What is the number of lines in the material below that include the word "Facts"? Write that number and nothing more.

►

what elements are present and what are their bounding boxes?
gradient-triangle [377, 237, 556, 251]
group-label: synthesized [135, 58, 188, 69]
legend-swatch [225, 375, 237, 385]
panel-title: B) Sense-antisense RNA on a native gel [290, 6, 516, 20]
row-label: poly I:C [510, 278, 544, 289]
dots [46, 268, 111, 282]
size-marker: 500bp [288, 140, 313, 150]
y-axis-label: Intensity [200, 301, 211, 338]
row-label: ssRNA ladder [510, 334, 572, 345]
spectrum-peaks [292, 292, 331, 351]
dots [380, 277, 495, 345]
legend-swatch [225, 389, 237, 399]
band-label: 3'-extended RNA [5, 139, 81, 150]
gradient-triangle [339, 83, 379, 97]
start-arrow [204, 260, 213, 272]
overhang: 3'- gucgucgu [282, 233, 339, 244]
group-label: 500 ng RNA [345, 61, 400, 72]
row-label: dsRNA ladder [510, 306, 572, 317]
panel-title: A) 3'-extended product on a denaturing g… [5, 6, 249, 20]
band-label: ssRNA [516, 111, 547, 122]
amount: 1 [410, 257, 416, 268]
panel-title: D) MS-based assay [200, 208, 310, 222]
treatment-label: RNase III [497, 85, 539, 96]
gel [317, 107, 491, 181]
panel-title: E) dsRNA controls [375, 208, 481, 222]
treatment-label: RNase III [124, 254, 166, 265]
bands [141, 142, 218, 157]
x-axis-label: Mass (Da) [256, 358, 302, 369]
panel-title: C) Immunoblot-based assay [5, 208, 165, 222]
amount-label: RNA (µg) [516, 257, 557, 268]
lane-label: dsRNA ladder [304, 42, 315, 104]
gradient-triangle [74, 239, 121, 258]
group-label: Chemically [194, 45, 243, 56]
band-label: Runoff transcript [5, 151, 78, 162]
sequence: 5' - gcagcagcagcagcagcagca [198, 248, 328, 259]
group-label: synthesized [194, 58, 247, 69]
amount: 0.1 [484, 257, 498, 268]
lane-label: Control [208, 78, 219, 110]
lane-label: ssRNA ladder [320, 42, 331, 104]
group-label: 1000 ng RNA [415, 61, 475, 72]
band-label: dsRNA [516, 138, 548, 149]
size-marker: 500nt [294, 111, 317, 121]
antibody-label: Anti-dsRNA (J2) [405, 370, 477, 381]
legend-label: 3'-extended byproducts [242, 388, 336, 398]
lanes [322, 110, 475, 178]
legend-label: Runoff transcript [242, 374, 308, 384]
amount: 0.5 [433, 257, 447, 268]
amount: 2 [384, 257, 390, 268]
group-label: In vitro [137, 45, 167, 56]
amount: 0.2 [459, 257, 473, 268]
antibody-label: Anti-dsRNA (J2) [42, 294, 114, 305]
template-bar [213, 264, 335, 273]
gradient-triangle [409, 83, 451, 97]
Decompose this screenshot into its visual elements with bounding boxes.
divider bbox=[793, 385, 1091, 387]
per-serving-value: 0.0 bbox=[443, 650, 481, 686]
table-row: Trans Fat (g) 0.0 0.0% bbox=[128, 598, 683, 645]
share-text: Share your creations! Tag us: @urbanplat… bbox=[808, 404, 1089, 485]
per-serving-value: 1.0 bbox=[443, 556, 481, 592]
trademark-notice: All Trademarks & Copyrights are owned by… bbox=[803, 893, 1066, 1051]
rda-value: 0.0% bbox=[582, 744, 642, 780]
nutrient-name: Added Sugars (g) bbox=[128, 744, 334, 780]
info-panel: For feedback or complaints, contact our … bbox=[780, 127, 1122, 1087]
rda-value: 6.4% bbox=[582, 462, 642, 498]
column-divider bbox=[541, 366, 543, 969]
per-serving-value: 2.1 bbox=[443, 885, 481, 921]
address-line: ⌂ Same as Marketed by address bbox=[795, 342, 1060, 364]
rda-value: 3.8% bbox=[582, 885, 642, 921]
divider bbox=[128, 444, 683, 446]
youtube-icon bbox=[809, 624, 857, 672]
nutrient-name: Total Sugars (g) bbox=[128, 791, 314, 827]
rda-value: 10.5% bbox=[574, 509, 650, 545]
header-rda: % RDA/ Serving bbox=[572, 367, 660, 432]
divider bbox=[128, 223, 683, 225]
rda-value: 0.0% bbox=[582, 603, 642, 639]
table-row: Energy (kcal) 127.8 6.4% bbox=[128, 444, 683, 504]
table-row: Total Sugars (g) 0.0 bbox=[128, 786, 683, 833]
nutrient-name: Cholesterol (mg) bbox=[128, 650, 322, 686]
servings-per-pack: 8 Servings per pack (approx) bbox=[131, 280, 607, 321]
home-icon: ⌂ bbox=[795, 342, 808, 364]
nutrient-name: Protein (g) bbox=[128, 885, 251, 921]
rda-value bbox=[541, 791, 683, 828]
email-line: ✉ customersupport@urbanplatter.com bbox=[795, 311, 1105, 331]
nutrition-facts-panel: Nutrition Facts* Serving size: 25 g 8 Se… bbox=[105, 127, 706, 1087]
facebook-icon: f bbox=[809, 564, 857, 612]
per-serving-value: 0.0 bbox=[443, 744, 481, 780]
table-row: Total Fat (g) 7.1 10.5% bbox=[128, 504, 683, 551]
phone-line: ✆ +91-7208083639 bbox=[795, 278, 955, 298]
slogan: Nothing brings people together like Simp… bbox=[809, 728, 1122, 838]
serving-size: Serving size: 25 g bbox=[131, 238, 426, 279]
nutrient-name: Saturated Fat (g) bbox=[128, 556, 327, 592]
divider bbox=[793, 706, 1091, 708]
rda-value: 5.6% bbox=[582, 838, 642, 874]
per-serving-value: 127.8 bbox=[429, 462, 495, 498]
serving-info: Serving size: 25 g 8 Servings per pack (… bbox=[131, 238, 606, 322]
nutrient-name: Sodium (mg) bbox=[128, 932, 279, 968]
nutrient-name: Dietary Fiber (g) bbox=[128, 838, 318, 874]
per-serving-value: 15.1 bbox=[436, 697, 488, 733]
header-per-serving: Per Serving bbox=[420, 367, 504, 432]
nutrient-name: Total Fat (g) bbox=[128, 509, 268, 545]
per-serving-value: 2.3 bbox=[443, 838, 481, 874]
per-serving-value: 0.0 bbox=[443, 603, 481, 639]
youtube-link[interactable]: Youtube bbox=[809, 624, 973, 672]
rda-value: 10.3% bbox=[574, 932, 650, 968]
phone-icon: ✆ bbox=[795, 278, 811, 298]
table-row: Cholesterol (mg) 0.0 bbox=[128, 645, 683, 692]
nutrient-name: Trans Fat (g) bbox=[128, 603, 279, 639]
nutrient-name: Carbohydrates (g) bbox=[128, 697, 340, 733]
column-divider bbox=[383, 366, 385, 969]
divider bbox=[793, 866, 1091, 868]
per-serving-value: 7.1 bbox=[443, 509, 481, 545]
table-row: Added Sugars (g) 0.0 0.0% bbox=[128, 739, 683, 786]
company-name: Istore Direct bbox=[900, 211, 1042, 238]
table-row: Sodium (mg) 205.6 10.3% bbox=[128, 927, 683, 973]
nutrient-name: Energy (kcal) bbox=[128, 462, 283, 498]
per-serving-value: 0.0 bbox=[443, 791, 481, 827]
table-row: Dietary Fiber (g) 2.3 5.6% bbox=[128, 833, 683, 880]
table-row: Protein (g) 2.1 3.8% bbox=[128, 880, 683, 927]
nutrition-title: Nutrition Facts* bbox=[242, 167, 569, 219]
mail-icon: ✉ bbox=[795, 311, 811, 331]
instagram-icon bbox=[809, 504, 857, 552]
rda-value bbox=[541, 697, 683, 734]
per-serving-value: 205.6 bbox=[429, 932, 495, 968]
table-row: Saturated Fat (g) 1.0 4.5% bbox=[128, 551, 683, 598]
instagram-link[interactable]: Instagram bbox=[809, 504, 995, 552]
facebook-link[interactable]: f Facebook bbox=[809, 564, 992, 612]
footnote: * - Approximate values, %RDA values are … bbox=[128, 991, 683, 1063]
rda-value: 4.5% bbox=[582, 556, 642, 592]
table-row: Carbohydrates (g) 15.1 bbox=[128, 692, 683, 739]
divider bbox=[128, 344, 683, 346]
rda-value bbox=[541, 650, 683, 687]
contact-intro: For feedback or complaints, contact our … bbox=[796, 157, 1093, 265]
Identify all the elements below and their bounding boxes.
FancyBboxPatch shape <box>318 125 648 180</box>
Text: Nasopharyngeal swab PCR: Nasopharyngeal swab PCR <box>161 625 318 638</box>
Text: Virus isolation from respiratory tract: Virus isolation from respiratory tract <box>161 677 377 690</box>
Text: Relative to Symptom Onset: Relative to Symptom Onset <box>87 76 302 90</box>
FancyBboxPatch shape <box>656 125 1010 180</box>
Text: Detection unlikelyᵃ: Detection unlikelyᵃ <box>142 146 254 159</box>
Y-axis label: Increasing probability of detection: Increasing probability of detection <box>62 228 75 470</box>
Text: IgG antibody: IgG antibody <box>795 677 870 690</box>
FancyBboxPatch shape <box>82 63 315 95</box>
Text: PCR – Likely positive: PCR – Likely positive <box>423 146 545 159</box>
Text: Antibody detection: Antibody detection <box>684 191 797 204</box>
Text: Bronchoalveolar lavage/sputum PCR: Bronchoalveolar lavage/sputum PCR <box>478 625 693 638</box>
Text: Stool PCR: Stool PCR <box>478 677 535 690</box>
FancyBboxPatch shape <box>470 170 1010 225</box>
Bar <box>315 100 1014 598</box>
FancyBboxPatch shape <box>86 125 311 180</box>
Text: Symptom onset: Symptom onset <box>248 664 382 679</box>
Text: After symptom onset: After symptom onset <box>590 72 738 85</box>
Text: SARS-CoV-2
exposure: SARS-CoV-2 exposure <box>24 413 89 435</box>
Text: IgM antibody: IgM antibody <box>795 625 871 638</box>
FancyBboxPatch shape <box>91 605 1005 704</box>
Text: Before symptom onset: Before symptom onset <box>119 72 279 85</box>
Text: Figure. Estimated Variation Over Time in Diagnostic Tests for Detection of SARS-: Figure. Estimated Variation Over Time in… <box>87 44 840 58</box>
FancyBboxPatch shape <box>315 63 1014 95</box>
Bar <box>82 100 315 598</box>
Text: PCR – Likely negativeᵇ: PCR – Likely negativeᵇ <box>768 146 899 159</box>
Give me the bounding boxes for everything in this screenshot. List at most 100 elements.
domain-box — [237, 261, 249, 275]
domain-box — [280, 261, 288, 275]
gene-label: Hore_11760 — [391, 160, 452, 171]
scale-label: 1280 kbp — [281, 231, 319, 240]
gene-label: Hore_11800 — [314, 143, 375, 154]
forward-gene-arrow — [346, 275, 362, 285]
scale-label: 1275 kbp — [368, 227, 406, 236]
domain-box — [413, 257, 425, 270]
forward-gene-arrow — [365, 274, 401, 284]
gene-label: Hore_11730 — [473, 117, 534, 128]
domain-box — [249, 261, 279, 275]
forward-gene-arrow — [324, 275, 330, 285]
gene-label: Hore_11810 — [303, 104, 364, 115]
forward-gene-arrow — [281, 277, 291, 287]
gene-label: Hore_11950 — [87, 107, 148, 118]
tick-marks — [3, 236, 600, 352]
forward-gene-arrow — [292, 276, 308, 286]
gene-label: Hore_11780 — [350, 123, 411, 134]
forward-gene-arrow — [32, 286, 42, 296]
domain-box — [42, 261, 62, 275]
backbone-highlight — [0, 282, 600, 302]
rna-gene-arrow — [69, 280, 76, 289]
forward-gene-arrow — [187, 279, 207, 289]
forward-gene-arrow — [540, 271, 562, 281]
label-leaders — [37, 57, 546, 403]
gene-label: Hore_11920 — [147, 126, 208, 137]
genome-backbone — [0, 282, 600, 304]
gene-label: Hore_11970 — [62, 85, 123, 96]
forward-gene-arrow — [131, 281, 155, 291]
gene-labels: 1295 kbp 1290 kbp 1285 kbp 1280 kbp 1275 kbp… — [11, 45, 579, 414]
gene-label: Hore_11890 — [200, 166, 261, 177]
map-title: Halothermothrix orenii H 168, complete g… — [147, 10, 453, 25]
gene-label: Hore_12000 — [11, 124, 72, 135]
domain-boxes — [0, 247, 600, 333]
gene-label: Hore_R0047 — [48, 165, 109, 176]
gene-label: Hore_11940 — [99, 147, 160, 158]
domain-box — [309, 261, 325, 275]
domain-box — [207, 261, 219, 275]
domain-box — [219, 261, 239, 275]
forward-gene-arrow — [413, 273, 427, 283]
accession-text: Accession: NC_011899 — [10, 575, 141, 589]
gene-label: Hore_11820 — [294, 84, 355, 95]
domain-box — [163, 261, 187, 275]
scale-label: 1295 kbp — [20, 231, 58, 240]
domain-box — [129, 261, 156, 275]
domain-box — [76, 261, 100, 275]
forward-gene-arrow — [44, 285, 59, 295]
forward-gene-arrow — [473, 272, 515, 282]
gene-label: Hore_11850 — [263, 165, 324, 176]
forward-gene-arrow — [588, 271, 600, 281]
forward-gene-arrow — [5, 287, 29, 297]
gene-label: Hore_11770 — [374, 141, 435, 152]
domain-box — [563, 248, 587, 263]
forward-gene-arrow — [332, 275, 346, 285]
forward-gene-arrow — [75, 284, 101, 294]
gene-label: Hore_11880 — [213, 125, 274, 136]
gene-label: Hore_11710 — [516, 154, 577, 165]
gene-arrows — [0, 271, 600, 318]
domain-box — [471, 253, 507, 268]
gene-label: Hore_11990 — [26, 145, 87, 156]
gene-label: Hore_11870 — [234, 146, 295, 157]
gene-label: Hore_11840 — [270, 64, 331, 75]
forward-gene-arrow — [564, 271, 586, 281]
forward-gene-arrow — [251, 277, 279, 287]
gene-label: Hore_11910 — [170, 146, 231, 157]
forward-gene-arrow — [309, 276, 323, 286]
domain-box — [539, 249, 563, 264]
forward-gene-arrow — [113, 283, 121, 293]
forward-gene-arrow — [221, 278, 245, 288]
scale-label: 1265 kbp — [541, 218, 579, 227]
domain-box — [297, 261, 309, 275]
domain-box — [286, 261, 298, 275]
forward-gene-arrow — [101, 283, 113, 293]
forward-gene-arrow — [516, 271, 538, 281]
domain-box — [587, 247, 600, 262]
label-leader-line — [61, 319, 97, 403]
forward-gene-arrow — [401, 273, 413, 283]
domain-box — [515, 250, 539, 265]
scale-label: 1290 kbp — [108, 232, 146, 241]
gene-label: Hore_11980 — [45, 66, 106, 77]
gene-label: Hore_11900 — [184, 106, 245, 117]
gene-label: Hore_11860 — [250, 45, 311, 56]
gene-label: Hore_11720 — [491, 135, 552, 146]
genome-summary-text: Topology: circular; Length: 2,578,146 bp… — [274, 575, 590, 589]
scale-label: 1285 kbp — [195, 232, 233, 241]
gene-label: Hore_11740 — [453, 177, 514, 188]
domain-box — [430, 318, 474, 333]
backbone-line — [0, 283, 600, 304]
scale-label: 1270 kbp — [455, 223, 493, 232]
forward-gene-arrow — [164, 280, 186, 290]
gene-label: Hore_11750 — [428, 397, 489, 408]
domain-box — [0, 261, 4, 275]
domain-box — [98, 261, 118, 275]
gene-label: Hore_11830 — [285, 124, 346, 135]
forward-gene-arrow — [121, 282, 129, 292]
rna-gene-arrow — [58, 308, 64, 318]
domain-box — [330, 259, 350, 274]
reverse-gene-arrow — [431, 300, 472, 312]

◄

> **Task solution**: 2